>> BEGIN PROVIDED RECORDS

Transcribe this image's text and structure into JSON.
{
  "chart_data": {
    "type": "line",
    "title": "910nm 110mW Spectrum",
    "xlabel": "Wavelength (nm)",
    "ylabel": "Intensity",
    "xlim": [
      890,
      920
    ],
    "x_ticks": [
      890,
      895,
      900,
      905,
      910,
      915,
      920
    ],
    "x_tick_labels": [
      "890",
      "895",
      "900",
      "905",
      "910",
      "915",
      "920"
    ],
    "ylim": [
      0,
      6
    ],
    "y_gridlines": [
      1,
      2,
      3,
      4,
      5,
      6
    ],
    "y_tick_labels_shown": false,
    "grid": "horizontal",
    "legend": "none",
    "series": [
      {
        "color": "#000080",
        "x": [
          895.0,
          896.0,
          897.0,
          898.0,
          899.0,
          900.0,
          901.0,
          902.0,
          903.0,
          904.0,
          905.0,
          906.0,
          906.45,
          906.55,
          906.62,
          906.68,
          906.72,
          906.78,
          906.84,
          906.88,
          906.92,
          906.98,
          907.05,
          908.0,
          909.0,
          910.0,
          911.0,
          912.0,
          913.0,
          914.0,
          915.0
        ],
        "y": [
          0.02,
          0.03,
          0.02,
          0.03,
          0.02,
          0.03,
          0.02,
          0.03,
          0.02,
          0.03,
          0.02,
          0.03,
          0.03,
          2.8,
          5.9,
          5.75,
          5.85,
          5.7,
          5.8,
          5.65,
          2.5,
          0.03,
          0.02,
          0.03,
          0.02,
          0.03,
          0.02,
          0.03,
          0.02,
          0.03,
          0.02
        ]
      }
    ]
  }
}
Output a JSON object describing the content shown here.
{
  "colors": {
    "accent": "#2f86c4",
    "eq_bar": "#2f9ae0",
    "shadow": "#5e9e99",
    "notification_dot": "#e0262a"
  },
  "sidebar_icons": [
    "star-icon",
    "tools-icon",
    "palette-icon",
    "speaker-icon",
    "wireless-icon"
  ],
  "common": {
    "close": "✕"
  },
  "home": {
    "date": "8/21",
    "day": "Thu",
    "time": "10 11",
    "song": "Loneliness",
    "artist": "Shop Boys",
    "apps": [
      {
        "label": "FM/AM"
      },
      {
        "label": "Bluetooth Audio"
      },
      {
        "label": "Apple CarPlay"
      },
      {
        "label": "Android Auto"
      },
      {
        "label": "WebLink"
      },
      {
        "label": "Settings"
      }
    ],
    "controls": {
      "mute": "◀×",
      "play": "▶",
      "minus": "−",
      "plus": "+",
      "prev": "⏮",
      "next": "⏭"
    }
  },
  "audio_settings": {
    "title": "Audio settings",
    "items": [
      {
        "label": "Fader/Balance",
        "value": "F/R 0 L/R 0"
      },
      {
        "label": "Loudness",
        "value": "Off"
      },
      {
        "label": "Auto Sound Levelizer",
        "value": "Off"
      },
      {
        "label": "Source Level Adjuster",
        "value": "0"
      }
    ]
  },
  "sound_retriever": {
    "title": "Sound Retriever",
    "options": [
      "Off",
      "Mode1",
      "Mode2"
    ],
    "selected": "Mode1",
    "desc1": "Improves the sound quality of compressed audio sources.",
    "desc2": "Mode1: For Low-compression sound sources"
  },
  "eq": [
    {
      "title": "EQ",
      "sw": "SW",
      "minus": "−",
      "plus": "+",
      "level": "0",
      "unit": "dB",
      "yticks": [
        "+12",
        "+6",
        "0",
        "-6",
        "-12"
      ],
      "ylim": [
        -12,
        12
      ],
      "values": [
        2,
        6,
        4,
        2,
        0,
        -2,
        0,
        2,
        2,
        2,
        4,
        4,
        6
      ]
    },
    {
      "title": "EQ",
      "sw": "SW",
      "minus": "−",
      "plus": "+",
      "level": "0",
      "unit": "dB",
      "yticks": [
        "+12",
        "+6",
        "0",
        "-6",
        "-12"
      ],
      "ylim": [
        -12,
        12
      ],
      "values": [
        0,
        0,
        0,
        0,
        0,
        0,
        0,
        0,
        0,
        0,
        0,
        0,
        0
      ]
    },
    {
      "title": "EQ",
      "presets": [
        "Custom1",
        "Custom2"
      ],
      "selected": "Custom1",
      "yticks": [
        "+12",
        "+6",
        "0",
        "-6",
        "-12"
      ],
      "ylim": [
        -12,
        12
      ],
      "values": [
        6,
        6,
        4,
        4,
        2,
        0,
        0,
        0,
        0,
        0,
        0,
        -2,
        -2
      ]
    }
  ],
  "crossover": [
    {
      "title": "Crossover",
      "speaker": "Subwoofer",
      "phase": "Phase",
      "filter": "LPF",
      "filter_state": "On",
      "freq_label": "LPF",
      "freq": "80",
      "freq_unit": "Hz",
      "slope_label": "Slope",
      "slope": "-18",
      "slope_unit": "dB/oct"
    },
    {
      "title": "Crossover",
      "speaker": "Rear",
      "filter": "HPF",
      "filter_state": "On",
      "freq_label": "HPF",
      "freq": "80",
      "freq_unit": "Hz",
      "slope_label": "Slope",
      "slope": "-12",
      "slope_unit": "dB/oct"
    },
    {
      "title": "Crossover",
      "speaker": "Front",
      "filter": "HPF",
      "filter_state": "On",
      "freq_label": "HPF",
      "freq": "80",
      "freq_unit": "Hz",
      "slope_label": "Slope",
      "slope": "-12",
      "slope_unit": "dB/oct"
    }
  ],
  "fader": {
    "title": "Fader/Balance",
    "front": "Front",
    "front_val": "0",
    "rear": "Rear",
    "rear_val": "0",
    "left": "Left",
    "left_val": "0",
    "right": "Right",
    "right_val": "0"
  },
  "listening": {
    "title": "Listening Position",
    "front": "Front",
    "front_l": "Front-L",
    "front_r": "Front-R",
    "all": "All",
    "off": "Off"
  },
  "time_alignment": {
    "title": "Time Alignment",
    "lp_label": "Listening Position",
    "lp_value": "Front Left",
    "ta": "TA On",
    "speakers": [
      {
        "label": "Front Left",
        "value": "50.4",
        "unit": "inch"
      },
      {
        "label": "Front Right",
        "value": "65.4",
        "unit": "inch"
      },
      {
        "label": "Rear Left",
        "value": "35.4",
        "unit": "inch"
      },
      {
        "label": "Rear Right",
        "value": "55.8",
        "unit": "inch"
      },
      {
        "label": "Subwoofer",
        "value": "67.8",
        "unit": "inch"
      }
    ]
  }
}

>> END PROVIDED RECORDS

▸ **JOB**: Copy out all of the records above with nothing altered.

▸ **WRITTEN ANSWER**:
Transcribe this image's text and structure into JSON.
{
  "chart_data": {
    "type": "line",
    "title": "910nm 110mW Spectrum",
    "xlabel": "Wavelength (nm)",
    "ylabel": "Intensity",
    "xlim": [
      890,
      920
    ],
    "x_ticks": [
      890,
      895,
      900,
      905,
      910,
      915,
      920
    ],
    "x_tick_labels": [
      "890",
      "895",
      "900",
      "905",
      "910",
      "915",
      "920"
    ],
    "ylim": [
      0,
      6
    ],
    "y_gridlines": [
      1,
      2,
      3,
      4,
      5,
      6
    ],
    "y_tick_labels_shown": false,
    "grid": "horizontal",
    "legend": "none",
    "series": [
      {
        "color": "#000080",
        "x": [
          895.0,
          896.0,
          897.0,
          898.0,
          899.0,
          900.0,
          901.0,
          902.0,
          903.0,
          904.0,
          905.0,
          906.0,
          906.45,
          906.55,
          906.62,
          906.68,
          906.72,
          906.78,
          906.84,
          906.88,
          906.92,
          906.98,
          907.05,
          908.0,
          909.0,
          910.0,
          911.0,
          912.0,
          913.0,
          914.0,
          915.0
        ],
        "y": [
          0.02,
          0.03,
          0.02,
          0.03,
          0.02,
          0.03,
          0.02,
          0.03,
          0.02,
          0.03,
          0.02,
          0.03,
          0.03,
          2.8,
          5.9,
          5.75,
          5.85,
          5.7,
          5.8,
          5.65,
          2.5,
          0.03,
          0.02,
          0.03,
          0.02,
          0.03,
          0.02,
          0.03,
          0.02,
          0.03,
          0.02
        ]
      }
    ]
  }
}
Output a JSON object describing the content shown here.
{
  "colors": {
    "accent": "#2f86c4",
    "eq_bar": "#2f9ae0",
    "shadow": "#5e9e99",
    "notification_dot": "#e0262a"
  },
  "sidebar_icons": [
    "star-icon",
    "tools-icon",
    "palette-icon",
    "speaker-icon",
    "wireless-icon"
  ],
  "common": {
    "close": "✕"
  },
  "home": {
    "date": "8/21",
    "day": "Thu",
    "time": "10 11",
    "song": "Loneliness",
    "artist": "Shop Boys",
    "apps": [
      {
        "label": "FM/AM"
      },
      {
        "label": "Bluetooth Audio"
      },
      {
        "label": "Apple CarPlay"
      },
      {
        "label": "Android Auto"
      },
      {
        "label": "WebLink"
      },
      {
        "label": "Settings"
      }
    ],
    "controls": {
      "mute": "◀×",
      "play": "▶",
      "minus": "−",
      "plus": "+",
      "prev": "⏮",
      "next": "⏭"
    }
  },
  "audio_settings": {
    "title": "Audio settings",
    "items": [
      {
        "label": "Fader/Balance",
        "value": "F/R 0 L/R 0"
      },
      {
        "label": "Loudness",
        "value": "Off"
      },
      {
        "label": "Auto Sound Levelizer",
        "value": "Off"
      },
      {
        "label": "Source Level Adjuster",
        "value": "0"
      }
    ]
  },
  "sound_retriever": {
    "title": "Sound Retriever",
    "options": [
      "Off",
      "Mode1",
      "Mode2"
    ],
    "selected": "Mode1",
    "desc1": "Improves the sound quality of compressed audio sources.",
    "desc2": "Mode1: For Low-compression sound sources"
  },
  "eq": [
    {
      "title": "EQ",
      "sw": "SW",
      "minus": "−",
      "plus": "+",
      "level": "0",
      "unit": "dB",
      "yticks": [
        "+12",
        "+6",
        "0",
        "-6",
        "-12"
      ],
      "ylim": [
        -12,
        12
      ],
      "values": [
        2,
        6,
        4,
        2,
        0,
        -2,
        0,
        2,
        2,
        2,
        4,
        4,
        6
      ]
    },
    {
      "title": "EQ",
      "sw": "SW",
      "minus": "−",
      "plus": "+",
      "level": "0",
      "unit": "dB",
      "yticks": [
        "+12",
        "+6",
        "0",
        "-6",
        "-12"
      ],
      "ylim": [
        -12,
        12
      ],
      "values": [
        0,
        0,
        0,
        0,
        0,
        0,
        0,
        0,
        0,
        0,
        0,
        0,
        0
      ]
    },
    {
      "title": "EQ",
      "presets": [
        "Custom1",
        "Custom2"
      ],
      "selected": "Custom1",
      "yticks": [
        "+12",
        "+6",
        "0",
        "-6",
        "-12"
      ],
      "ylim": [
        -12,
        12
      ],
      "values": [
        6,
        6,
        4,
        4,
        2,
        0,
        0,
        0,
        0,
        0,
        0,
        -2,
        -2
      ]
    }
  ],
  "crossover": [
    {
      "title": "Crossover",
      "speaker": "Subwoofer",
      "phase": "Phase",
      "filter": "LPF",
      "filter_state": "On",
      "freq_label": "LPF",
      "freq": "80",
      "freq_unit": "Hz",
      "slope_label": "Slope",
      "slope": "-18",
      "slope_unit": "dB/oct"
    },
    {
      "title": "Crossover",
      "speaker": "Rear",
      "filter": "HPF",
      "filter_state": "On",
      "freq_label": "HPF",
      "freq": "80",
      "freq_unit": "Hz",
      "slope_label": "Slope",
      "slope": "-12",
      "slope_unit": "dB/oct"
    },
    {
      "title": "Crossover",
      "speaker": "Front",
      "filter": "HPF",
      "filter_state": "On",
      "freq_label": "HPF",
      "freq": "80",
      "freq_unit": "Hz",
      "slope_label": "Slope",
      "slope": "-12",
      "slope_unit": "dB/oct"
    }
  ],
  "fader": {
    "title": "Fader/Balance",
    "front": "Front",
    "front_val": "0",
    "rear": "Rear",
    "rear_val": "0",
    "left": "Left",
    "left_val": "0",
    "right": "Right",
    "right_val": "0"
  },
  "listening": {
    "title": "Listening Position",
    "front": "Front",
    "front_l": "Front-L",
    "front_r": "Front-R",
    "all": "All",
    "off": "Off"
  },
  "time_alignment": {
    "title": "Time Alignment",
    "lp_label": "Listening Position",
    "lp_value": "Front Left",
    "ta": "TA On",
    "speakers": [
      {
        "label": "Front Left",
        "value": "50.4",
        "unit": "inch"
      },
      {
        "label": "Front Right",
        "value": "65.4",
        "unit": "inch"
      },
      {
        "label": "Rear Left",
        "value": "35.4",
        "unit": "inch"
      },
      {
        "label": "Rear Right",
        "value": "55.8",
        "unit": "inch"
      },
      {
        "label": "Subwoofer",
        "value": "67.8",
        "unit": "inch"
      }
    ]
  }
}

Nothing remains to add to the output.